* Items from a figure collection *
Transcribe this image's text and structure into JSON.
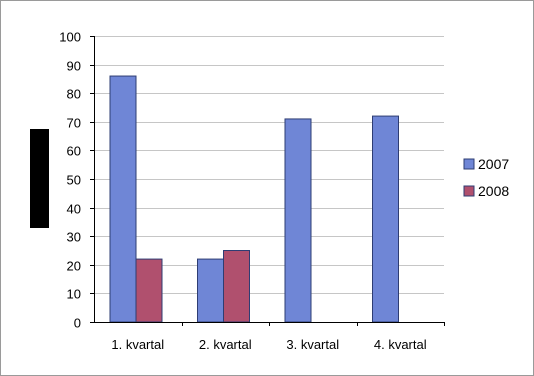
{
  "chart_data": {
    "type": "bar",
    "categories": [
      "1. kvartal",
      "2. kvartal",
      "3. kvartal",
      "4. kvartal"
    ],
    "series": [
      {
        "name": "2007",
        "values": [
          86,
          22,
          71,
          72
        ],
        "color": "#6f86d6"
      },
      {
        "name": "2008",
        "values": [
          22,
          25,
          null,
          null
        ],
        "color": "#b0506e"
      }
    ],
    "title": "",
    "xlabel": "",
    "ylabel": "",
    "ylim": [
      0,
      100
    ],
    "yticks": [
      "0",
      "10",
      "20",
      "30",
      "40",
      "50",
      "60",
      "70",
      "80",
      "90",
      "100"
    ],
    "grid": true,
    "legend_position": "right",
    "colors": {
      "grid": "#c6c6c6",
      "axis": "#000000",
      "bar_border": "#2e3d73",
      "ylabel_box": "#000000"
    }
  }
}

==

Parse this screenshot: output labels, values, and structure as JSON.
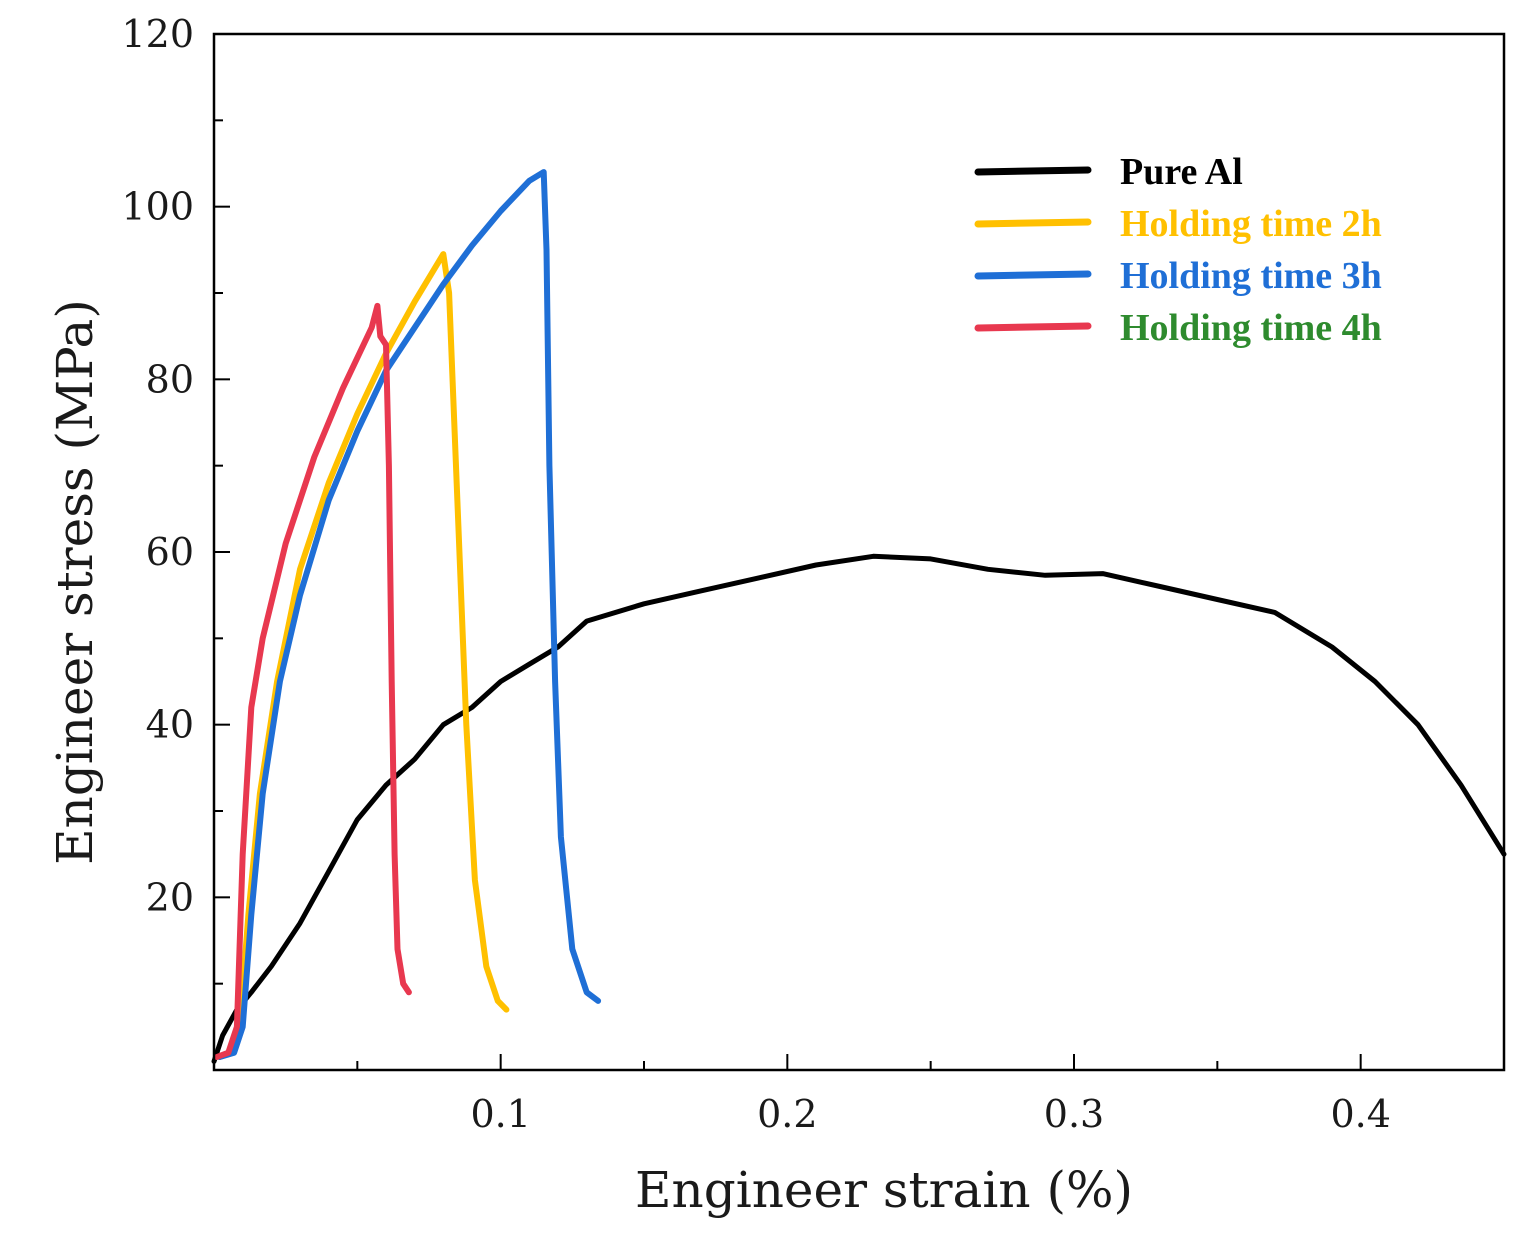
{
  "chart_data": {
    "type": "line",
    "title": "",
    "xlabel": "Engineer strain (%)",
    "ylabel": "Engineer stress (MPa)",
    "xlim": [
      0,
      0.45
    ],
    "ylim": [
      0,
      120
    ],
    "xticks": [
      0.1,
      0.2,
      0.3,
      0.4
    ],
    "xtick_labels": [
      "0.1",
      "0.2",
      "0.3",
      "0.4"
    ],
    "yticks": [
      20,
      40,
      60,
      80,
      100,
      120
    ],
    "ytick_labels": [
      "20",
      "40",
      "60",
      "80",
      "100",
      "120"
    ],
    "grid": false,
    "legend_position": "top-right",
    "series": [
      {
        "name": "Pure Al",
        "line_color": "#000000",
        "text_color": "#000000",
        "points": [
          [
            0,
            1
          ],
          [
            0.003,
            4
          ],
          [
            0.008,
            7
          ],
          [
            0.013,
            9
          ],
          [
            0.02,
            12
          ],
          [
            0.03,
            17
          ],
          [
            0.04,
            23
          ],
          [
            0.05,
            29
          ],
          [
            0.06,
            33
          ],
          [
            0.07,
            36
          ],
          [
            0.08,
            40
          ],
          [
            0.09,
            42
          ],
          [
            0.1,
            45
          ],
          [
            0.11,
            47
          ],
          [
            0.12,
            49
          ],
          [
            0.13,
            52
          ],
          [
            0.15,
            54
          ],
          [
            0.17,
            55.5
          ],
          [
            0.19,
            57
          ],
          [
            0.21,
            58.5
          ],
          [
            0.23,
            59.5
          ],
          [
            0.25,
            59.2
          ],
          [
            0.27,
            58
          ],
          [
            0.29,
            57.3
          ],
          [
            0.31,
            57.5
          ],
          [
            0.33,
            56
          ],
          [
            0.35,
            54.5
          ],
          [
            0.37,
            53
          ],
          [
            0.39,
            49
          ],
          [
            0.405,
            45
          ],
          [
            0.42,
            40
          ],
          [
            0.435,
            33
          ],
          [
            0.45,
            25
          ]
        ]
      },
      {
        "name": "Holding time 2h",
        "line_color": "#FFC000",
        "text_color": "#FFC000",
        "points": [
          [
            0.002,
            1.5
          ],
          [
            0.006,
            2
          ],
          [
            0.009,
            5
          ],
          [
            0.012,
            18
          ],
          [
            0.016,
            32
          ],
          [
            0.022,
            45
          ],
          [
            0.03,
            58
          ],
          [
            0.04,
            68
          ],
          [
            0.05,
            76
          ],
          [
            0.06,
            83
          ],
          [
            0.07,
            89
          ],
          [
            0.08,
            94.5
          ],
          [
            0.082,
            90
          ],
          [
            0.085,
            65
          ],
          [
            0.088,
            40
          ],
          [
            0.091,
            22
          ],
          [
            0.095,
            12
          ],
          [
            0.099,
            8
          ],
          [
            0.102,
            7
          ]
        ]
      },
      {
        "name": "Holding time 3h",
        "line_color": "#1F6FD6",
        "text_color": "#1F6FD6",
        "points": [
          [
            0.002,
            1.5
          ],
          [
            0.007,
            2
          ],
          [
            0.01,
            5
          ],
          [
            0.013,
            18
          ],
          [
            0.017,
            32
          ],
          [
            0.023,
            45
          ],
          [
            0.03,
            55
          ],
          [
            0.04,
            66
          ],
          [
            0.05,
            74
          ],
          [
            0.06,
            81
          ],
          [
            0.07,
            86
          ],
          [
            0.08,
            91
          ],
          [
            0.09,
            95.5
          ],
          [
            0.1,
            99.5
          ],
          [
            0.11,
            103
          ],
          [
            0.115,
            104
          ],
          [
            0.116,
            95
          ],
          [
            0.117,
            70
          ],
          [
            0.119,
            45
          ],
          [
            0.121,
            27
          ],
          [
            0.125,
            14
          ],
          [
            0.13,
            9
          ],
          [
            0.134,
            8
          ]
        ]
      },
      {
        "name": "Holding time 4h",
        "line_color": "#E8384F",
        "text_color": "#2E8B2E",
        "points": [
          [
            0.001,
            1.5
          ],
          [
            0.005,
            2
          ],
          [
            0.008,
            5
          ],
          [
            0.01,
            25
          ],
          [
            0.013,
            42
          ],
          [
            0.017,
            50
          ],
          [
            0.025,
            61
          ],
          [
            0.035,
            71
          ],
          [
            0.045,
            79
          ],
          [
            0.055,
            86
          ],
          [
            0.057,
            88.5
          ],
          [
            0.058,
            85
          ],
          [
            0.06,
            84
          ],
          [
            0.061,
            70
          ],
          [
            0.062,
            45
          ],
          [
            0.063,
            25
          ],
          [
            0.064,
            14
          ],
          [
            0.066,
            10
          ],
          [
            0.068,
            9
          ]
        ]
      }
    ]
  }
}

--

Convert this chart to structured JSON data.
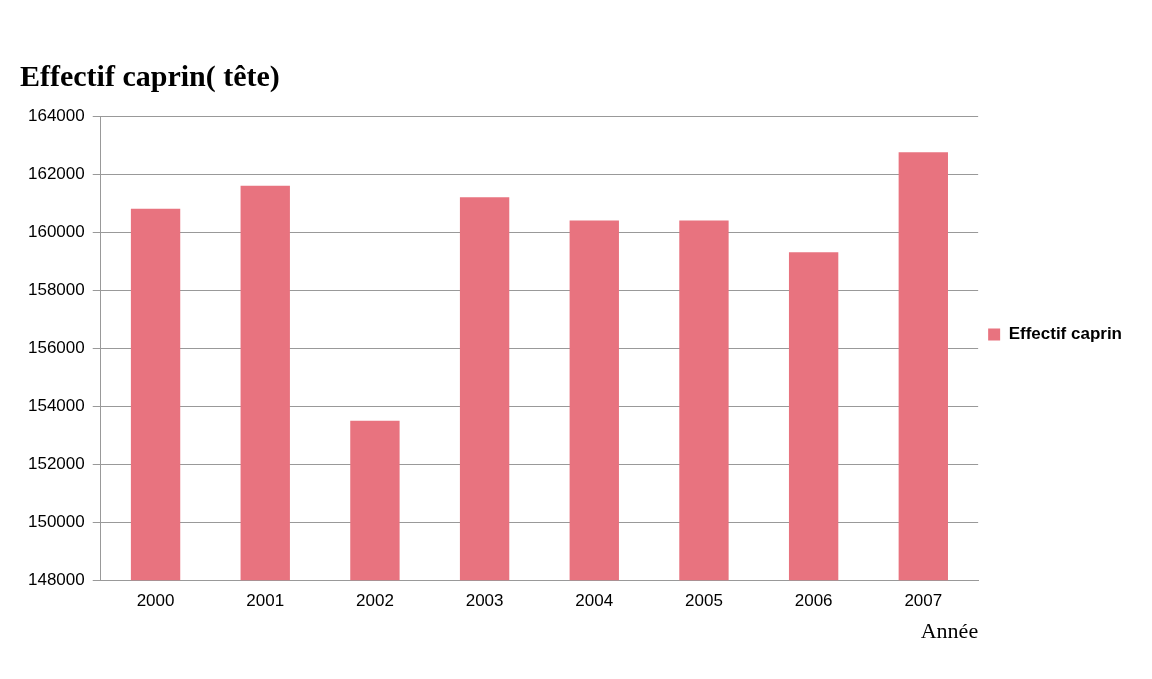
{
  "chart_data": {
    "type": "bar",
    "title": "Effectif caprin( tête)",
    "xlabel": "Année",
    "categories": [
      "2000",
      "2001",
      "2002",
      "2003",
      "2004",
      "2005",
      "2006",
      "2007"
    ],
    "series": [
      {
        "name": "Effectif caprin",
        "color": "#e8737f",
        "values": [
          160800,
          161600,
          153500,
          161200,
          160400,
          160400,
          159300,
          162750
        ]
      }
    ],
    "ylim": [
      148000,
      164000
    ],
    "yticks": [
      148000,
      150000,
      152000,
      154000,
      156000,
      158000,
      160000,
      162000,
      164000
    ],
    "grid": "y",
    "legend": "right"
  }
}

* Exercise description *
Point out every line holding the string "right" and copy it.

* Task result *
    "legend_position": "right",
    "legend_position": "top-right",
    "legend": "right"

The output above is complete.